DATA LISTING:

»»

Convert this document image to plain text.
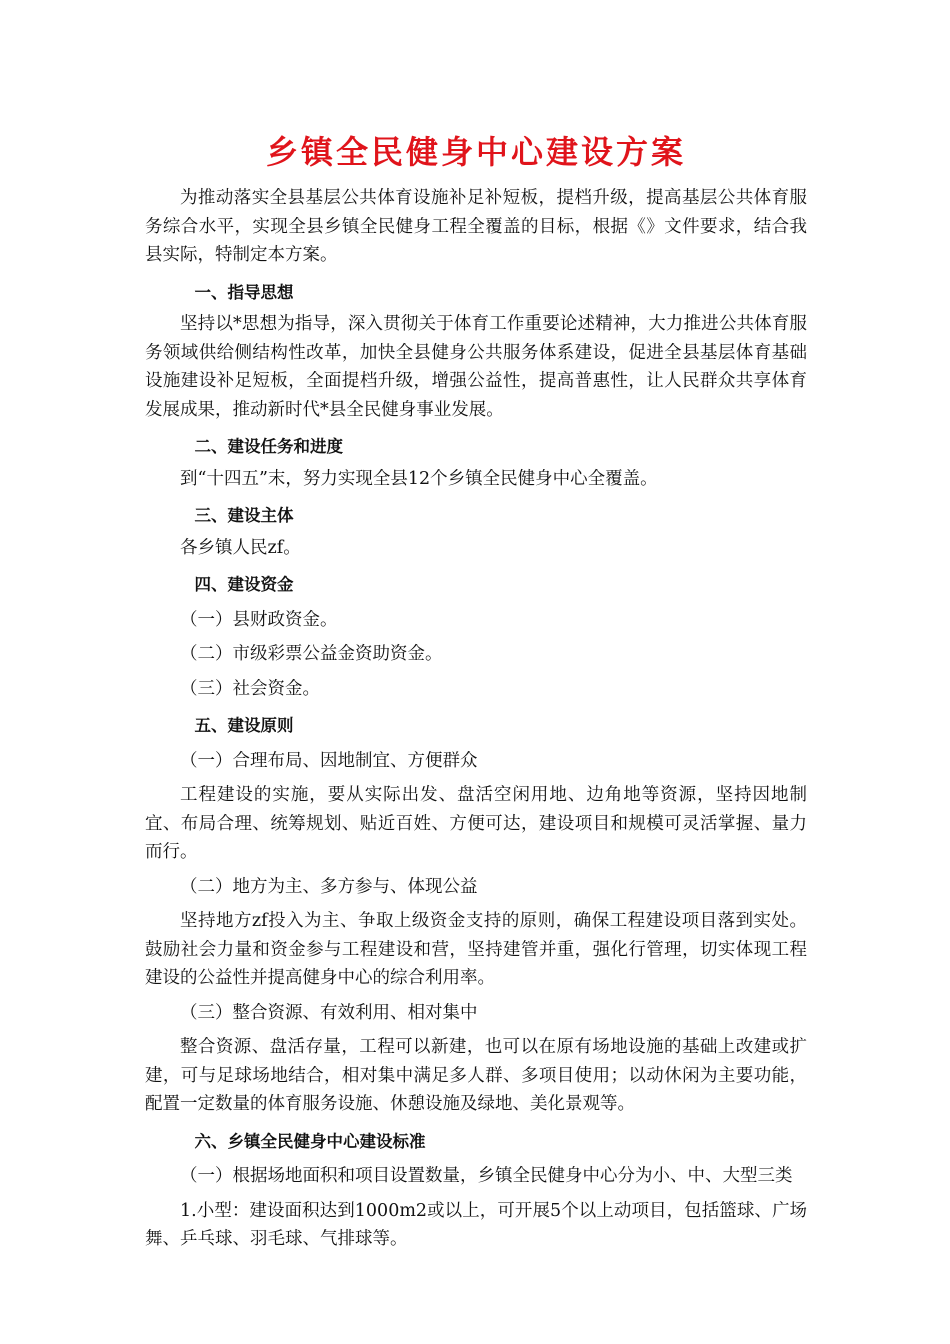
乡镇全民健身中心建设方案

为推动落实全县基层公共体育设施补足补短板，提档升级，提高基层公共体育服务综合水平，实现全县乡镇全民健身工程全覆盖的目标，根据《》文件要求，结合我县实际，特制定本方案。

一、指导思想

坚持以*思想为指导，深入贯彻关于体育工作重要论述精神，大力推进公共体育服务领域供给侧结构性改革，加快全县健身公共服务体系建设，促进全县基层体育基础设施建设补足短板，全面提档升级，增强公益性，提高普惠性，让人民群众共享体育发展成果，推动新时代*县全民健身事业发展。

二、建设任务和进度

到“十四五”末，努力实现全县12个乡镇全民健身中心全覆盖。

三、建设主体

各乡镇人民zf。

四、建设资金

（一）县财政资金。

（二）市级彩票公益金资助资金。

（三）社会资金。

五、建设原则

（一）合理布局、因地制宜、方便群众

工程建设的实施，要从实际出发、盘活空闲用地、边角地等资源，坚持因地制宜、布局合理、统筹规划、贴近百姓、方便可达，建设项目和规模可灵活掌握、量力而行。

（二）地方为主、多方参与、体现公益

坚持地方zf投入为主、争取上级资金支持的原则，确保工程建设项目落到实处。鼓励社会力量和资金参与工程建设和营，坚持建管并重，强化行管理，切实体现工程建设的公益性并提高健身中心的综合利用率。

（三）整合资源、有效利用、相对集中

整合资源、盘活存量，工程可以新建，也可以在原有场地设施的基础上改建或扩建，可与足球场地结合，相对集中满足多人群、多项目使用；以动休闲为主要功能，配置一定数量的体育服务设施、休憩设施及绿地、美化景观等。

六、乡镇全民健身中心建设标准

（一）根据场地面积和项目设置数量，乡镇全民健身中心分为小、中、大型三类

1.小型：建设面积达到1000m2或以上，可开展5个以上动项目，包括篮球、广场舞、乒乓球、羽毛球、气排球等。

««

WRITTEN TASK: Give nothing but the number of lines containing the string "整合资源".

EXERCISE OUTPUT: 2